— START OF Working data —
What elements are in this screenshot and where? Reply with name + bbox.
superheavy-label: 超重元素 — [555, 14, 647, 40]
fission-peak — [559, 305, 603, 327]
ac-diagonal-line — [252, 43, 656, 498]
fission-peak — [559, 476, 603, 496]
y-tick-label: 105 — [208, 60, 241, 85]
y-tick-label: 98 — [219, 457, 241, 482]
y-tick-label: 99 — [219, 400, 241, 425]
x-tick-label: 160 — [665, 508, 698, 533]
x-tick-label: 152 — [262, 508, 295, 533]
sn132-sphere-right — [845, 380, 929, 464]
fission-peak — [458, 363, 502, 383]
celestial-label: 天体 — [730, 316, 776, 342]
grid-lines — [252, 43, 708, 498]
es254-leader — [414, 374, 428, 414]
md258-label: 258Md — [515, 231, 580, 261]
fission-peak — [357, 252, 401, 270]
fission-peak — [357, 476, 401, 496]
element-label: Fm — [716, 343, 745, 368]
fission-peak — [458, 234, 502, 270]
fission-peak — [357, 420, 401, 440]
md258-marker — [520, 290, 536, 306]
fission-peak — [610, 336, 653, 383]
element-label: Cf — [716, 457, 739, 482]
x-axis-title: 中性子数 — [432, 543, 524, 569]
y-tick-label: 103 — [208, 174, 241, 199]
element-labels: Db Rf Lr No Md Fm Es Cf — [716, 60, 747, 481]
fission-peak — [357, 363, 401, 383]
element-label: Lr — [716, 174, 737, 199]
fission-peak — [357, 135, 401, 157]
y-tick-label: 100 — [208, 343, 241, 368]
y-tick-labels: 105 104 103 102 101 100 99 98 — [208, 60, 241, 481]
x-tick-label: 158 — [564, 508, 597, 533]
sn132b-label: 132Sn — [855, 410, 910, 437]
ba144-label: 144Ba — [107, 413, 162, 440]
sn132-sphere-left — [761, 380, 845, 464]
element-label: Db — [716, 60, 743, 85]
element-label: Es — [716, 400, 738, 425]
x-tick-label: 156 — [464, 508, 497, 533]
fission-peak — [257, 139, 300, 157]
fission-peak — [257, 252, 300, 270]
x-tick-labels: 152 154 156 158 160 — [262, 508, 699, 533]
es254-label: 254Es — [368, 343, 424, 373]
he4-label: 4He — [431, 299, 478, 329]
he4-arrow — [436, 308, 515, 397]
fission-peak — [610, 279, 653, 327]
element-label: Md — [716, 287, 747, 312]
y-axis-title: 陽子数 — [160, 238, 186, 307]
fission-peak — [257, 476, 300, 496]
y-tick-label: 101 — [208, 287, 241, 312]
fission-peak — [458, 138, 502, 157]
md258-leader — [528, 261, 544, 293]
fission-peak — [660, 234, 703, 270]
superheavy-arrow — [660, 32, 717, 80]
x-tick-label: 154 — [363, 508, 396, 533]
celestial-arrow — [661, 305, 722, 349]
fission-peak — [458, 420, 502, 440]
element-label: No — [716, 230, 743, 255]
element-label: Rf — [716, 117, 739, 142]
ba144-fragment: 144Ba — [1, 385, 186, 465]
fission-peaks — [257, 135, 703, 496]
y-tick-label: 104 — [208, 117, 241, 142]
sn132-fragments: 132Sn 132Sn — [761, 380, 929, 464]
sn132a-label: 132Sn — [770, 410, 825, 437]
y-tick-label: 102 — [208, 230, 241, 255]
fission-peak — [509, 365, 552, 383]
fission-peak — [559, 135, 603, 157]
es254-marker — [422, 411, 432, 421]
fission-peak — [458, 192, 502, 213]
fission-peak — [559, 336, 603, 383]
— END OF Working data —
-- Required work --
Copy out every line of the material above, reproducing each character without any change.

-- Answer for the task --
What elements are in this screenshot and where? Reply with name + bbox.
superheavy-label: 超重元素 — [555, 14, 647, 40]
fission-peak — [559, 305, 603, 327]
ac-diagonal-line — [252, 43, 656, 498]
fission-peak — [559, 476, 603, 496]
y-tick-label: 105 — [208, 60, 241, 85]
y-tick-label: 98 — [219, 457, 241, 482]
y-tick-label: 99 — [219, 400, 241, 425]
x-tick-label: 160 — [665, 508, 698, 533]
x-tick-label: 152 — [262, 508, 295, 533]
sn132-sphere-right — [845, 380, 929, 464]
fission-peak — [458, 363, 502, 383]
celestial-label: 天体 — [730, 316, 776, 342]
grid-lines — [252, 43, 708, 498]
es254-leader — [414, 374, 428, 414]
md258-label: 258Md — [515, 231, 580, 261]
fission-peak — [357, 252, 401, 270]
fission-peak — [357, 476, 401, 496]
element-label: Fm — [716, 343, 745, 368]
fission-peak — [458, 234, 502, 270]
fission-peak — [357, 420, 401, 440]
md258-marker — [520, 290, 536, 306]
fission-peak — [610, 336, 653, 383]
element-label: Cf — [716, 457, 739, 482]
x-axis-title: 中性子数 — [432, 543, 524, 569]
y-tick-label: 103 — [208, 174, 241, 199]
element-labels: Db Rf Lr No Md Fm Es Cf — [716, 60, 747, 481]
fission-peak — [357, 363, 401, 383]
element-label: Lr — [716, 174, 737, 199]
fission-peak — [357, 135, 401, 157]
y-tick-label: 100 — [208, 343, 241, 368]
y-tick-labels: 105 104 103 102 101 100 99 98 — [208, 60, 241, 481]
x-tick-label: 158 — [564, 508, 597, 533]
sn132b-label: 132Sn — [855, 410, 910, 437]
ba144-label: 144Ba — [107, 413, 162, 440]
sn132-sphere-left — [761, 380, 845, 464]
element-label: Db — [716, 60, 743, 85]
element-label: Es — [716, 400, 738, 425]
x-tick-label: 156 — [464, 508, 497, 533]
fission-peak — [257, 139, 300, 157]
fission-peak — [257, 252, 300, 270]
x-tick-labels: 152 154 156 158 160 — [262, 508, 699, 533]
es254-label: 254Es — [368, 343, 424, 373]
he4-label: 4He — [431, 299, 478, 329]
he4-arrow — [436, 308, 515, 397]
fission-peak — [610, 279, 653, 327]
element-label: Md — [716, 287, 747, 312]
y-axis-title: 陽子数 — [160, 238, 186, 307]
fission-peak — [257, 476, 300, 496]
y-tick-label: 101 — [208, 287, 241, 312]
fission-peak — [458, 138, 502, 157]
md258-leader — [528, 261, 544, 293]
fission-peak — [660, 234, 703, 270]
superheavy-arrow — [660, 32, 717, 80]
x-tick-label: 154 — [363, 508, 396, 533]
celestial-arrow — [661, 305, 722, 349]
fission-peak — [458, 420, 502, 440]
element-label: No — [716, 230, 743, 255]
element-label: Rf — [716, 117, 739, 142]
ba144-fragment: 144Ba — [1, 385, 186, 465]
fission-peaks — [257, 135, 703, 496]
y-tick-label: 104 — [208, 117, 241, 142]
sn132-fragments: 132Sn 132Sn — [761, 380, 929, 464]
sn132a-label: 132Sn — [770, 410, 825, 437]
y-tick-label: 102 — [208, 230, 241, 255]
fission-peak — [509, 365, 552, 383]
fission-peak — [559, 135, 603, 157]
es254-marker — [422, 411, 432, 421]
fission-peak — [458, 192, 502, 213]
fission-peak — [559, 336, 603, 383]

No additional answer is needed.